** BEGIN Recorded information **
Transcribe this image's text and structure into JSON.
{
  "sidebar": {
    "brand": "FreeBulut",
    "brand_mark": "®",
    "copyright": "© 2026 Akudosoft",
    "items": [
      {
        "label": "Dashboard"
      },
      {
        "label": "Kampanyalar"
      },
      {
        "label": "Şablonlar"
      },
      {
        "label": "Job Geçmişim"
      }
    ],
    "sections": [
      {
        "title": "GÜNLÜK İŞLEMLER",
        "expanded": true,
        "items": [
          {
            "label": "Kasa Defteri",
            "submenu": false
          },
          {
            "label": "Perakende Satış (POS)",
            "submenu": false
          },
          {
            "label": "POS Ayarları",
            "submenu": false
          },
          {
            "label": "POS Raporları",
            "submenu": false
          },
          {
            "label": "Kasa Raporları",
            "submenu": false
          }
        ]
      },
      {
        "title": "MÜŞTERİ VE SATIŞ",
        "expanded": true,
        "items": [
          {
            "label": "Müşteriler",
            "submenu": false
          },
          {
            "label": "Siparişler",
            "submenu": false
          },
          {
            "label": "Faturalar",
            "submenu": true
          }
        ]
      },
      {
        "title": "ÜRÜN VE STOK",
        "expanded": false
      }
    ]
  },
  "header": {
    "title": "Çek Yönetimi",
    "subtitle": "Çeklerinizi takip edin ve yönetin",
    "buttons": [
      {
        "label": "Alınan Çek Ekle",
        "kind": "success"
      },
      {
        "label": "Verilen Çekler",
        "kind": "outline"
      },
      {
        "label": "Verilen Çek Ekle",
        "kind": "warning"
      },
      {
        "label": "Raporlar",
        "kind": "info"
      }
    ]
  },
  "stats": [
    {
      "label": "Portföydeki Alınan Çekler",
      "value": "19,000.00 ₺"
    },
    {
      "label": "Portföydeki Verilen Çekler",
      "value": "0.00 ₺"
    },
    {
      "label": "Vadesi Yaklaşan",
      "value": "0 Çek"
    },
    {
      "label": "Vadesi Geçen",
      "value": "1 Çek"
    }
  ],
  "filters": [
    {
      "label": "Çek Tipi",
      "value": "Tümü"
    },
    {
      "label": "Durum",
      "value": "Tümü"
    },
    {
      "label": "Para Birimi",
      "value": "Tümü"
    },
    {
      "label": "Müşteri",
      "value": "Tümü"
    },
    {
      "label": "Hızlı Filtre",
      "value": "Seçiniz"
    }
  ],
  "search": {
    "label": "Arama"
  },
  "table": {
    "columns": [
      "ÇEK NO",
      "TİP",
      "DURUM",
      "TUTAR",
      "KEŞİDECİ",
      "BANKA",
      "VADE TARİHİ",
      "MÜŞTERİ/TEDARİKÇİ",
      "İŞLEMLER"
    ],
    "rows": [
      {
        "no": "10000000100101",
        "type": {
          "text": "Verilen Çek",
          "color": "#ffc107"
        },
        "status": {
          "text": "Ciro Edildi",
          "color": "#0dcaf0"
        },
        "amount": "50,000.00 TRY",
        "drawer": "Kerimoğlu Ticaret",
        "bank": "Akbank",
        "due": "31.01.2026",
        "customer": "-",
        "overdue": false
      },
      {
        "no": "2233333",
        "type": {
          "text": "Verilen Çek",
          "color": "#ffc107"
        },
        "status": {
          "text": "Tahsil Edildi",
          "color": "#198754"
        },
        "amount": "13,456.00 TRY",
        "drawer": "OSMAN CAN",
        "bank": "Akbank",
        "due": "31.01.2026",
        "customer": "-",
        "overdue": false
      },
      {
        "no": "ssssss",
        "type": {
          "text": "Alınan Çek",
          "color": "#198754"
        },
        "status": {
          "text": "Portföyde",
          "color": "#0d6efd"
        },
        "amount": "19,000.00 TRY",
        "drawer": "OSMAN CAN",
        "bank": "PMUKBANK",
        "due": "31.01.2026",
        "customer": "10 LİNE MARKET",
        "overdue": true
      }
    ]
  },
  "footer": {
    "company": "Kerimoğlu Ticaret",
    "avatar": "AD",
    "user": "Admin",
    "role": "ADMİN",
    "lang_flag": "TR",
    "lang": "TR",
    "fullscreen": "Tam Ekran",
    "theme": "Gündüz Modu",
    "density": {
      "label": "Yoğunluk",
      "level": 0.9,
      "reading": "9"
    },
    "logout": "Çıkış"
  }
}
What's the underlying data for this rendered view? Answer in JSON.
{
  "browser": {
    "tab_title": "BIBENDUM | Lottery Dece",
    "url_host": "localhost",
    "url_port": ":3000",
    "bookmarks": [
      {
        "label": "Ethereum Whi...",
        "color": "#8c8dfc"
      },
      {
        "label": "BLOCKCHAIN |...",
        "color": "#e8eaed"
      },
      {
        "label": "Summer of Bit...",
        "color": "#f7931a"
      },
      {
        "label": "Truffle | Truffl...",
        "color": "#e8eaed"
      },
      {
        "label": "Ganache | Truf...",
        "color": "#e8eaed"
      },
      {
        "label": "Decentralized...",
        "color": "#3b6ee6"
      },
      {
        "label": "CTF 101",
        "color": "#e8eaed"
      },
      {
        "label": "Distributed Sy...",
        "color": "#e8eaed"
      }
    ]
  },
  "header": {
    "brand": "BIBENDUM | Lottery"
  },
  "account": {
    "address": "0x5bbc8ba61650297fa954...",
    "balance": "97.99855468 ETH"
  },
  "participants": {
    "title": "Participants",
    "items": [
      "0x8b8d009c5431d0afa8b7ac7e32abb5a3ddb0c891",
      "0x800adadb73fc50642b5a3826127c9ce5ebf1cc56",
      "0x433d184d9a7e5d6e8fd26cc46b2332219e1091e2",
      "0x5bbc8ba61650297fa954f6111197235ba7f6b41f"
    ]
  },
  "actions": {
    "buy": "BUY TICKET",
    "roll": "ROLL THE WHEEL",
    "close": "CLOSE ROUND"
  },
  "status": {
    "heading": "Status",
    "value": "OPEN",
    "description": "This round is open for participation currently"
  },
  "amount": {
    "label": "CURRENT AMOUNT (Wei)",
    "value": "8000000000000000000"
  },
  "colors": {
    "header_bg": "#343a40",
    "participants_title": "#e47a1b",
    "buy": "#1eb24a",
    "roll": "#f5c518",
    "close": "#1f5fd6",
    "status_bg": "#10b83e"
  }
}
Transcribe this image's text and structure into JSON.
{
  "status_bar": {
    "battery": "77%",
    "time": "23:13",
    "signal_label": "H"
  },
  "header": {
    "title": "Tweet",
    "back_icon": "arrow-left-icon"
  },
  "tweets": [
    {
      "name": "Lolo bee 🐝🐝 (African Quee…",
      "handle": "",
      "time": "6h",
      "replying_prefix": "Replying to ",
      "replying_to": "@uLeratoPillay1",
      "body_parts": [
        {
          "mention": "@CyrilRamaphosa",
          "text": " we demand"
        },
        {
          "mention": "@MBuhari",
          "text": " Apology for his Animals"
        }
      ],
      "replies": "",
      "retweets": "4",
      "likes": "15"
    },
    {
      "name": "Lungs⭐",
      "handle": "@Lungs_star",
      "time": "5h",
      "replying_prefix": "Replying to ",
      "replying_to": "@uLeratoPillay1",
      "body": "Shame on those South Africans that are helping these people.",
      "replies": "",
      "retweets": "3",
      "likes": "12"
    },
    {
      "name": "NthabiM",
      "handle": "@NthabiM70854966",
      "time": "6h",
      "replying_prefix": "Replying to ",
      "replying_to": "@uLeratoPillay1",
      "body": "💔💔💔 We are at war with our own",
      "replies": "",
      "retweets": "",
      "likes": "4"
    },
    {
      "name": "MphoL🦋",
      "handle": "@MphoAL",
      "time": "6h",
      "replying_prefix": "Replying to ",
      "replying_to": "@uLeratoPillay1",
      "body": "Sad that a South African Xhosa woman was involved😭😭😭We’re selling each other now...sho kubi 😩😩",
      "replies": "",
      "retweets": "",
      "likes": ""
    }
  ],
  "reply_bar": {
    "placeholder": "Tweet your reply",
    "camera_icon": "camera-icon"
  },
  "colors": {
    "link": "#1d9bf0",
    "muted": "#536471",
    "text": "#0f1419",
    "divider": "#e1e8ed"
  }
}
** END Recorded information **
*Set problem:* Within the material above, find the lines that contain the word "Lottery"; copy them.

*Result for this exercise:*
    "tab_title": "BIBENDUM | Lottery Dece",
    "brand": "BIBENDUM | Lottery"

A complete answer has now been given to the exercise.